* start MATERIAL FOR THIS EXERCISE *

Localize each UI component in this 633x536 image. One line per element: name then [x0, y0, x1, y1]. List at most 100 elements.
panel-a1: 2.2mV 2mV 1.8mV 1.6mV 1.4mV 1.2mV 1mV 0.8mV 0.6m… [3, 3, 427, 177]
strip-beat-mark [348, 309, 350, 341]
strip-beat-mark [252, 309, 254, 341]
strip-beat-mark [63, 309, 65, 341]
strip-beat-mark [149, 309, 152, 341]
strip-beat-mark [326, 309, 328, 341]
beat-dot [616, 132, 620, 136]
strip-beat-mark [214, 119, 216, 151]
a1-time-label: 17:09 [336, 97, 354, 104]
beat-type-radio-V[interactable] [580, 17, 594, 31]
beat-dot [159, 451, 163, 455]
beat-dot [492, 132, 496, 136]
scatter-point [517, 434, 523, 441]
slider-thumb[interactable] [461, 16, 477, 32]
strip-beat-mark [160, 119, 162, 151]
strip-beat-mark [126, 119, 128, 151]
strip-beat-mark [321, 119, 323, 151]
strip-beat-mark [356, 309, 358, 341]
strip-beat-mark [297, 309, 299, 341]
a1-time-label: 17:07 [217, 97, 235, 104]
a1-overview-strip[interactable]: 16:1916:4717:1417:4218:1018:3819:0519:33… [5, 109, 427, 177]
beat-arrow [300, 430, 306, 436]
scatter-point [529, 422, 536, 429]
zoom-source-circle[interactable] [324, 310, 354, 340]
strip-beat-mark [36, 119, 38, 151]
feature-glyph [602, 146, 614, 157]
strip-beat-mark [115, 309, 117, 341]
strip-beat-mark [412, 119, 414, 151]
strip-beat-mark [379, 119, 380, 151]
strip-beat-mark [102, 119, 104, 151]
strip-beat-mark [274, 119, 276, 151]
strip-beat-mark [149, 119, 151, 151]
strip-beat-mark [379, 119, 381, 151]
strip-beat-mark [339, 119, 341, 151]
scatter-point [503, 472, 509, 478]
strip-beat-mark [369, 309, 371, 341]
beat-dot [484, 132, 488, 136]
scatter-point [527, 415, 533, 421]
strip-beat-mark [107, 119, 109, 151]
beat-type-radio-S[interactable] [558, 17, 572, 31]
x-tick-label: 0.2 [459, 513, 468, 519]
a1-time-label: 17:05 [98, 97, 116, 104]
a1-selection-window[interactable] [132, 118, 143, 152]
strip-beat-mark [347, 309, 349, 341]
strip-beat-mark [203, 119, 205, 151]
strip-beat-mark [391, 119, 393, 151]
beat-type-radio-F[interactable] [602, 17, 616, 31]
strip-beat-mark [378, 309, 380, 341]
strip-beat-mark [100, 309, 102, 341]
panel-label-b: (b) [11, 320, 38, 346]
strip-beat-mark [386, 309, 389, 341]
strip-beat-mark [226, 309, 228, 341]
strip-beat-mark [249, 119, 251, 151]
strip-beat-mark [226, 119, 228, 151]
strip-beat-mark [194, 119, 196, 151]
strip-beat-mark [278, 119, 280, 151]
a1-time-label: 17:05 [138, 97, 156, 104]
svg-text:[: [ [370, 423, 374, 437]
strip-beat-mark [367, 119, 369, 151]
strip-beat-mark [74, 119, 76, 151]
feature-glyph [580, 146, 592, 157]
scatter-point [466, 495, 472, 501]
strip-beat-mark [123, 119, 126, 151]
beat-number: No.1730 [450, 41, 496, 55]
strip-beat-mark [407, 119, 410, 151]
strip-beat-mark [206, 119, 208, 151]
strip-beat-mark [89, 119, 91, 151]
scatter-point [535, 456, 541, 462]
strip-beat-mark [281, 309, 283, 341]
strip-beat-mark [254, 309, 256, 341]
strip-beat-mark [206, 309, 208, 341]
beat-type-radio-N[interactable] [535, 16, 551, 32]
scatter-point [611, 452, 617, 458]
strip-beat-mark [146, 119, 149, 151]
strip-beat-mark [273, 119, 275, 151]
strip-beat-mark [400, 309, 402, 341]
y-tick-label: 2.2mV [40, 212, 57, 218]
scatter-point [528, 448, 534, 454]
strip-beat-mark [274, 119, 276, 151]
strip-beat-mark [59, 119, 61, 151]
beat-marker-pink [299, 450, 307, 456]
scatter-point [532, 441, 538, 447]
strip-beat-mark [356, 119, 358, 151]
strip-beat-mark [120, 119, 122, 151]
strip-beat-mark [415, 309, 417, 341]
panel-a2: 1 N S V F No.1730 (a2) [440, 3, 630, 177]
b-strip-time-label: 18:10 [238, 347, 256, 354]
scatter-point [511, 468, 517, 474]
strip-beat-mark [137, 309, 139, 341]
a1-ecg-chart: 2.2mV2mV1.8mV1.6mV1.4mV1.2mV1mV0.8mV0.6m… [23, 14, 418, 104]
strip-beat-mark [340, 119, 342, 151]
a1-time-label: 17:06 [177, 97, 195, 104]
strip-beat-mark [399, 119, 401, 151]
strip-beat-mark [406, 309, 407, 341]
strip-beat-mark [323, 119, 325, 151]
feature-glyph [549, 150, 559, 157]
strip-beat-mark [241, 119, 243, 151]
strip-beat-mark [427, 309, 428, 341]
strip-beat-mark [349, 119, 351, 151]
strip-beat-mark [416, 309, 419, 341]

* end MATERIAL FOR THIS EXERCISE *

Reproduce every line of the records above word for word, changing nothing.

## OUTPUT BELOW
Localize each UI component in this 633x536 image. One line per element: name then [x0, y0, x1, y1]. List at most 100 elements.
panel-a1: 2.2mV 2mV 1.8mV 1.6mV 1.4mV 1.2mV 1mV 0.8mV 0.6m… [3, 3, 427, 177]
strip-beat-mark [348, 309, 350, 341]
strip-beat-mark [252, 309, 254, 341]
strip-beat-mark [63, 309, 65, 341]
strip-beat-mark [149, 309, 152, 341]
strip-beat-mark [326, 309, 328, 341]
beat-dot [616, 132, 620, 136]
strip-beat-mark [214, 119, 216, 151]
a1-time-label: 17:09 [336, 97, 354, 104]
beat-type-radio-V[interactable] [580, 17, 594, 31]
beat-dot [159, 451, 163, 455]
beat-dot [492, 132, 496, 136]
scatter-point [517, 434, 523, 441]
slider-thumb[interactable] [461, 16, 477, 32]
strip-beat-mark [160, 119, 162, 151]
strip-beat-mark [126, 119, 128, 151]
strip-beat-mark [321, 119, 323, 151]
strip-beat-mark [356, 309, 358, 341]
strip-beat-mark [297, 309, 299, 341]
a1-time-label: 17:07 [217, 97, 235, 104]
a1-overview-strip[interactable]: 16:1916:4717:1417:4218:1018:3819:0519:33… [5, 109, 427, 177]
beat-arrow [300, 430, 306, 436]
scatter-point [529, 422, 536, 429]
zoom-source-circle[interactable] [324, 310, 354, 340]
strip-beat-mark [36, 119, 38, 151]
feature-glyph [602, 146, 614, 157]
strip-beat-mark [115, 309, 117, 341]
strip-beat-mark [412, 119, 414, 151]
strip-beat-mark [379, 119, 380, 151]
strip-beat-mark [102, 119, 104, 151]
strip-beat-mark [274, 119, 276, 151]
strip-beat-mark [149, 119, 151, 151]
strip-beat-mark [379, 119, 381, 151]
strip-beat-mark [339, 119, 341, 151]
scatter-point [503, 472, 509, 478]
strip-beat-mark [369, 309, 371, 341]
beat-dot [484, 132, 488, 136]
scatter-point [527, 415, 533, 421]
strip-beat-mark [107, 119, 109, 151]
beat-type-radio-S[interactable] [558, 17, 572, 31]
x-tick-label: 0.2 [459, 513, 468, 519]
a1-time-label: 17:05 [98, 97, 116, 104]
a1-selection-window[interactable] [132, 118, 143, 152]
strip-beat-mark [347, 309, 349, 341]
strip-beat-mark [203, 119, 205, 151]
strip-beat-mark [391, 119, 393, 151]
beat-type-radio-F[interactable] [602, 17, 616, 31]
strip-beat-mark [378, 309, 380, 341]
strip-beat-mark [100, 309, 102, 341]
panel-label-b: (b) [11, 320, 38, 346]
strip-beat-mark [386, 309, 389, 341]
strip-beat-mark [226, 309, 228, 341]
strip-beat-mark [249, 119, 251, 151]
strip-beat-mark [226, 119, 228, 151]
strip-beat-mark [194, 119, 196, 151]
strip-beat-mark [278, 119, 280, 151]
a1-time-label: 17:05 [138, 97, 156, 104]
svg-text:[: [ [370, 423, 374, 437]
strip-beat-mark [367, 119, 369, 151]
strip-beat-mark [74, 119, 76, 151]
feature-glyph [580, 146, 592, 157]
scatter-point [466, 495, 472, 501]
strip-beat-mark [123, 119, 126, 151]
beat-number: No.1730 [450, 41, 496, 55]
strip-beat-mark [407, 119, 410, 151]
strip-beat-mark [206, 119, 208, 151]
strip-beat-mark [89, 119, 91, 151]
scatter-point [535, 456, 541, 462]
strip-beat-mark [281, 309, 283, 341]
strip-beat-mark [254, 309, 256, 341]
strip-beat-mark [206, 309, 208, 341]
beat-type-radio-N[interactable] [535, 16, 551, 32]
scatter-point [611, 452, 617, 458]
strip-beat-mark [146, 119, 149, 151]
strip-beat-mark [273, 119, 275, 151]
strip-beat-mark [400, 309, 402, 341]
y-tick-label: 2.2mV [40, 212, 57, 218]
scatter-point [528, 448, 534, 454]
strip-beat-mark [274, 119, 276, 151]
strip-beat-mark [59, 119, 61, 151]
beat-marker-pink [299, 450, 307, 456]
scatter-point [532, 441, 538, 447]
strip-beat-mark [356, 119, 358, 151]
strip-beat-mark [120, 119, 122, 151]
strip-beat-mark [415, 309, 417, 341]
panel-a2: 1 N S V F No.1730 (a2) [440, 3, 630, 177]
b-strip-time-label: 18:10 [238, 347, 256, 354]
scatter-point [511, 468, 517, 474]
strip-beat-mark [137, 309, 139, 341]
a1-ecg-chart: 2.2mV2mV1.8mV1.6mV1.4mV1.2mV1mV0.8mV0.6m… [23, 14, 418, 104]
strip-beat-mark [340, 119, 342, 151]
a1-time-label: 17:06 [177, 97, 195, 104]
strip-beat-mark [399, 119, 401, 151]
strip-beat-mark [406, 309, 407, 341]
strip-beat-mark [323, 119, 325, 151]
feature-glyph [549, 150, 559, 157]
strip-beat-mark [241, 119, 243, 151]
strip-beat-mark [427, 309, 428, 341]
strip-beat-mark [349, 119, 351, 151]
strip-beat-mark [416, 309, 419, 341]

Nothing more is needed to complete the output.